WHAT TO WORK ON ▸ Read the records below. Copy each line where the string "postea" occurs.

SUPPLIED ENTRIES ▸

--- start ---

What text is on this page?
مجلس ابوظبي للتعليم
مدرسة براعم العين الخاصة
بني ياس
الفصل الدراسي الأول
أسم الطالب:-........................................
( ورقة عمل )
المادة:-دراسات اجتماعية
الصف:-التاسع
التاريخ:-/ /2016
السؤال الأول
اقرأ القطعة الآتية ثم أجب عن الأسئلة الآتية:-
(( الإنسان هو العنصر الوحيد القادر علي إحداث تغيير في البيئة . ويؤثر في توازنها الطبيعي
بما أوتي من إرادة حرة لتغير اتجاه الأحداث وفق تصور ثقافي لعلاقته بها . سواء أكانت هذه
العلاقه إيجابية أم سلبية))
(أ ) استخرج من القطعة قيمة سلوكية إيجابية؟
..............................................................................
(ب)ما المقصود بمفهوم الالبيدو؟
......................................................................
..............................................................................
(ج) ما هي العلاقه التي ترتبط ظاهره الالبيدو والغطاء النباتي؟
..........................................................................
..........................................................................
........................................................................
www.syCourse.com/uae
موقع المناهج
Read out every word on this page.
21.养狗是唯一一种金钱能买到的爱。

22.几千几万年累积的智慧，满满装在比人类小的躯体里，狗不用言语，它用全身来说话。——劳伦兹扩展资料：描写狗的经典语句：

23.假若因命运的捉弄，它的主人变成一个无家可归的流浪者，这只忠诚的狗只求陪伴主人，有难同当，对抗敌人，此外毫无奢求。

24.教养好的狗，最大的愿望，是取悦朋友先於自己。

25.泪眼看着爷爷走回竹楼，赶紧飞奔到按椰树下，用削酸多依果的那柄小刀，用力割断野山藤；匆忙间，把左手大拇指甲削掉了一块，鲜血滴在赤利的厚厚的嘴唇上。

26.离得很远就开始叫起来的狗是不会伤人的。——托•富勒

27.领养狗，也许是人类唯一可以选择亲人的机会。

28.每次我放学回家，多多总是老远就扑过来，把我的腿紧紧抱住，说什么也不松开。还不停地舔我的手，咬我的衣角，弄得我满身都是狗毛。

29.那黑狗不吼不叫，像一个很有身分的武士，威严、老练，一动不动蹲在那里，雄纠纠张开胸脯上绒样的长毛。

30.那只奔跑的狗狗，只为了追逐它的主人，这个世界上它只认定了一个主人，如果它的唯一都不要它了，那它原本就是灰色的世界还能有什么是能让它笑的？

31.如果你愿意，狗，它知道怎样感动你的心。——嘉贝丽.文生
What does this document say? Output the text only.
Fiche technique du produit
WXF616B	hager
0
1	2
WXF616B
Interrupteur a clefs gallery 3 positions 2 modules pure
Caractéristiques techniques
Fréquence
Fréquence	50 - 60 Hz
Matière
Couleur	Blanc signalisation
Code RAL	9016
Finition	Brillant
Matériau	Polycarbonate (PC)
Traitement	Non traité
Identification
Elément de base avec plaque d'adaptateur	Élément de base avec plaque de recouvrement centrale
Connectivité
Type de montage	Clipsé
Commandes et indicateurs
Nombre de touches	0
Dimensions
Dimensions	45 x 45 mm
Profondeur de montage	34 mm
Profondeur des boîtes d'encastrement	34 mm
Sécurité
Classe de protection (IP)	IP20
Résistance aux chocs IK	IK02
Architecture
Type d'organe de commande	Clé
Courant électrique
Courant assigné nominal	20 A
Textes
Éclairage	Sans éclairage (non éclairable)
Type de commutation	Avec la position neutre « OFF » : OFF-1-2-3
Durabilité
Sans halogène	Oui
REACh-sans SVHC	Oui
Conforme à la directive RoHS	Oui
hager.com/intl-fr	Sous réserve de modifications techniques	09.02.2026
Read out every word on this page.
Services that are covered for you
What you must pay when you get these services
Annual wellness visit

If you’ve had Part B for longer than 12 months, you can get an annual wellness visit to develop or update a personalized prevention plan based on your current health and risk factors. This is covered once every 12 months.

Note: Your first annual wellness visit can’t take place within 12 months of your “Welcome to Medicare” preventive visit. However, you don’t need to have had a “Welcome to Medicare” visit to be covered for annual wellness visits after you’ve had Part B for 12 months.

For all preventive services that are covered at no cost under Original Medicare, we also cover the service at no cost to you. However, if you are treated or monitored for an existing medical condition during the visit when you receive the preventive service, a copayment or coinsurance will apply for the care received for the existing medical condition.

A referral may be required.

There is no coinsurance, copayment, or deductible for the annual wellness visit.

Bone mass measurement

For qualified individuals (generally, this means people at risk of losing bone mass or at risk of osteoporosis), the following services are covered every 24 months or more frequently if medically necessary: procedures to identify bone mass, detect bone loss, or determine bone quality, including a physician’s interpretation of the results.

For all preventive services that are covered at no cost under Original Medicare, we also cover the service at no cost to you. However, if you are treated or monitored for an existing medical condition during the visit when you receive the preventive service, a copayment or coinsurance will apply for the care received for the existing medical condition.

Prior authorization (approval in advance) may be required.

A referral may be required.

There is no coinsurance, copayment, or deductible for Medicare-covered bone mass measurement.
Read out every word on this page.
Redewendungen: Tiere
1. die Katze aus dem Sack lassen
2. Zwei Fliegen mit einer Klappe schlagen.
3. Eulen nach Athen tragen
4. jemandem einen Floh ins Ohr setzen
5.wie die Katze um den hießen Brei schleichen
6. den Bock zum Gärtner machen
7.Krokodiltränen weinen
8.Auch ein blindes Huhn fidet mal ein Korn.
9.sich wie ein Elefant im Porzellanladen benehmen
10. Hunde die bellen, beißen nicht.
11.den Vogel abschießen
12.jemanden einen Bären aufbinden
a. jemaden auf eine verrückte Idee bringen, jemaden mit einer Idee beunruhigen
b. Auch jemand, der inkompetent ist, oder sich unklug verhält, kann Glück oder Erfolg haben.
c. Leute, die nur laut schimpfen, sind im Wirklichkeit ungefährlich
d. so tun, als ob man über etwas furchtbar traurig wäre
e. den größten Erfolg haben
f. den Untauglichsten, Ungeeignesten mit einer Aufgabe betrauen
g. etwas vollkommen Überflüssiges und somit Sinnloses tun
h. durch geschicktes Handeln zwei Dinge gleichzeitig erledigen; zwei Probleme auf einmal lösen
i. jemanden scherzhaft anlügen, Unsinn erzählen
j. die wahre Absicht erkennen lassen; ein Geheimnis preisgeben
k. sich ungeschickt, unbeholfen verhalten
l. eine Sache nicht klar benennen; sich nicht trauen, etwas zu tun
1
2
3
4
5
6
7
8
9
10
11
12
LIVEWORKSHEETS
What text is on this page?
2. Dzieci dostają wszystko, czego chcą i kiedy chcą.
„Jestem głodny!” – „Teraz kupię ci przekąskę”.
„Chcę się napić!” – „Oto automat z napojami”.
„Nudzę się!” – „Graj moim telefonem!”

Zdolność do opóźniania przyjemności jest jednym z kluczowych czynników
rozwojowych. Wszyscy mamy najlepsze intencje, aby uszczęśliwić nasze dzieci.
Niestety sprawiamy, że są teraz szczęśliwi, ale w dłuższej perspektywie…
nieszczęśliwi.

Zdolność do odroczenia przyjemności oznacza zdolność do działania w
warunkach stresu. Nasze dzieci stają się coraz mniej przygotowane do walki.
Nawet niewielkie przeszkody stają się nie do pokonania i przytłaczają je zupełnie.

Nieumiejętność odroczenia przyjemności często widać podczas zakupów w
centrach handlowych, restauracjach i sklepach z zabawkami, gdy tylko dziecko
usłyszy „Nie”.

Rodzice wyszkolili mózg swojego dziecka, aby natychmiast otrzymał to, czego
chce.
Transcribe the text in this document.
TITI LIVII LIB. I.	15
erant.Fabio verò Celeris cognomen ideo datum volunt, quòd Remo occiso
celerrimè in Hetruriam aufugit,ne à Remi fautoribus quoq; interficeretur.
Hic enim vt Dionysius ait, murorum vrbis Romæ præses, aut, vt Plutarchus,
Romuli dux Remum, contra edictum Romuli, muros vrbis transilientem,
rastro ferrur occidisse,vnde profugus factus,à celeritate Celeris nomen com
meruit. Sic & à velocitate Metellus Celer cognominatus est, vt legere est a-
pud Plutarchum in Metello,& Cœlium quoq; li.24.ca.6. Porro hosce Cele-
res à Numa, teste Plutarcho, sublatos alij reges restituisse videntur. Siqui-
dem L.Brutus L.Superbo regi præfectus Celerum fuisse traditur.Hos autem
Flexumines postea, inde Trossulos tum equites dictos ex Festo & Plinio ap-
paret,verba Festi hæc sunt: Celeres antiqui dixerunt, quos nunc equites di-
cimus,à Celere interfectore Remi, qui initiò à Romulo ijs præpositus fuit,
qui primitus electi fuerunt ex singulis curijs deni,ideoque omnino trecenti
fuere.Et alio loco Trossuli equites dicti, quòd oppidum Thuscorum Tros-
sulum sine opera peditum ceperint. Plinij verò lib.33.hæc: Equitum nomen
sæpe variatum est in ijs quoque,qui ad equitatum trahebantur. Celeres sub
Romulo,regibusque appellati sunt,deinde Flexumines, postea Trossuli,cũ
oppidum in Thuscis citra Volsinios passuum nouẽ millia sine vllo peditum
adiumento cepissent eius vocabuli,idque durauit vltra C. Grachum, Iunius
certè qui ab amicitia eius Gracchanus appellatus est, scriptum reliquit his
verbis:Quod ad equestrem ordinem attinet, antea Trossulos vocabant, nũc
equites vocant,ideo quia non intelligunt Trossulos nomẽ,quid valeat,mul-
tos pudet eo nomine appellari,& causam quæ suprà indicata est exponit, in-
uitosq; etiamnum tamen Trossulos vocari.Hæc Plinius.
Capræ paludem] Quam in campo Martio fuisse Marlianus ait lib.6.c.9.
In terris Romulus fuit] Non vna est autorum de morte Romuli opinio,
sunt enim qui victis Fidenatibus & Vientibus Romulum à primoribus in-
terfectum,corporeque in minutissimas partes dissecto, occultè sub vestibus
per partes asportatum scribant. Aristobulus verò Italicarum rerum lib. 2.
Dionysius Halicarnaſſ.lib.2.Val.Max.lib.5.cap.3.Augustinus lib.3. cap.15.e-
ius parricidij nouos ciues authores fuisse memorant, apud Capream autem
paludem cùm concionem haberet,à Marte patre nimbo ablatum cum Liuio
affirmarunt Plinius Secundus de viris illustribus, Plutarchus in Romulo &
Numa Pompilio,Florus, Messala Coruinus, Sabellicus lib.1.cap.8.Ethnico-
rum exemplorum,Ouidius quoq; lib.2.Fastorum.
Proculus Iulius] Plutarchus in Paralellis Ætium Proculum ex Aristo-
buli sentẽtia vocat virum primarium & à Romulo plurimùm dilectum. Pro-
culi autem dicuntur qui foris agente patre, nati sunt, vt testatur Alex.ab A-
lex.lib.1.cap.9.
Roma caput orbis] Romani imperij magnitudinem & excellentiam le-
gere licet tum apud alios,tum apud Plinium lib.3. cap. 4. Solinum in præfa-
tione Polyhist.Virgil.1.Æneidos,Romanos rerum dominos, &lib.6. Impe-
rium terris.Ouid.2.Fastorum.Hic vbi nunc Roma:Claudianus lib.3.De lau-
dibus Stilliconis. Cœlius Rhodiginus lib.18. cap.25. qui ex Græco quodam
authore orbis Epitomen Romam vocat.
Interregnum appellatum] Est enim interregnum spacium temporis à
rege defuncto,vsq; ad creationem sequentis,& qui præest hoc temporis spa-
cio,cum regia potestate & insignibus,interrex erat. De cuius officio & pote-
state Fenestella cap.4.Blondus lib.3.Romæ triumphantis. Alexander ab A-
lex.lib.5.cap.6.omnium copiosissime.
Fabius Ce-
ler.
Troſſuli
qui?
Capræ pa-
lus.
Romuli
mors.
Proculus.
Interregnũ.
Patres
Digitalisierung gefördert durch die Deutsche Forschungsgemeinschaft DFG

--- end ---

SOLUTION TO THIS TASK ▸
Flexumines postea, inde Trossulos tum equites dictos ex Festo & Plinio ap-
Romulo,regibusque appellati sunt,deinde Flexumines, postea Trossuli,cũ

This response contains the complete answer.